**EXERCISE REQUIREMENTS**
Each line of the records containing "artikelen" is to be copied out and returned.

[Page transcription records]

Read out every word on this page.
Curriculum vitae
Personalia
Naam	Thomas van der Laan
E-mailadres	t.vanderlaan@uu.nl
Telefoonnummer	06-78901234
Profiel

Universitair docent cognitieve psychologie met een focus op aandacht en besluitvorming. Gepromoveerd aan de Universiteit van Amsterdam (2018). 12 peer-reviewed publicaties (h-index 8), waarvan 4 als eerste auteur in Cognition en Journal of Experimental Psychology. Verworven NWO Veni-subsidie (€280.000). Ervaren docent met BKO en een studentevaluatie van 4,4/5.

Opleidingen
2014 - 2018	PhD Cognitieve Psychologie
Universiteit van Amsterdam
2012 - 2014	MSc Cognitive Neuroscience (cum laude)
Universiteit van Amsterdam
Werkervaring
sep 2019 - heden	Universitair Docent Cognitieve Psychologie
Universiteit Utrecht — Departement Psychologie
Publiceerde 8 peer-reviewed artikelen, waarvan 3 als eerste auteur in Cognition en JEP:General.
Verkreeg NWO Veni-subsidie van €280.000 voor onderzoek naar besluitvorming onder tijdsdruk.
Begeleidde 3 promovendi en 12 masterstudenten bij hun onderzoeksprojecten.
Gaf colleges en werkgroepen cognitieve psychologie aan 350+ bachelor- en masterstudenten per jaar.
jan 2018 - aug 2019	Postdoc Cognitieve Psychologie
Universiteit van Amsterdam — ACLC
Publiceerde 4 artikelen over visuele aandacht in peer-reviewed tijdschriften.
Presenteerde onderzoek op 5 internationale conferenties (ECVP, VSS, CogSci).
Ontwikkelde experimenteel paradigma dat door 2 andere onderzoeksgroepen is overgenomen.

**ANSWER SPACE**
Publiceerde 8 peer-reviewed artikelen, waarvan 3 als eerste auteur in Cognition en JEP:General.
Publiceerde 4 artikelen over visuele aandacht in peer-reviewed tijdschriften.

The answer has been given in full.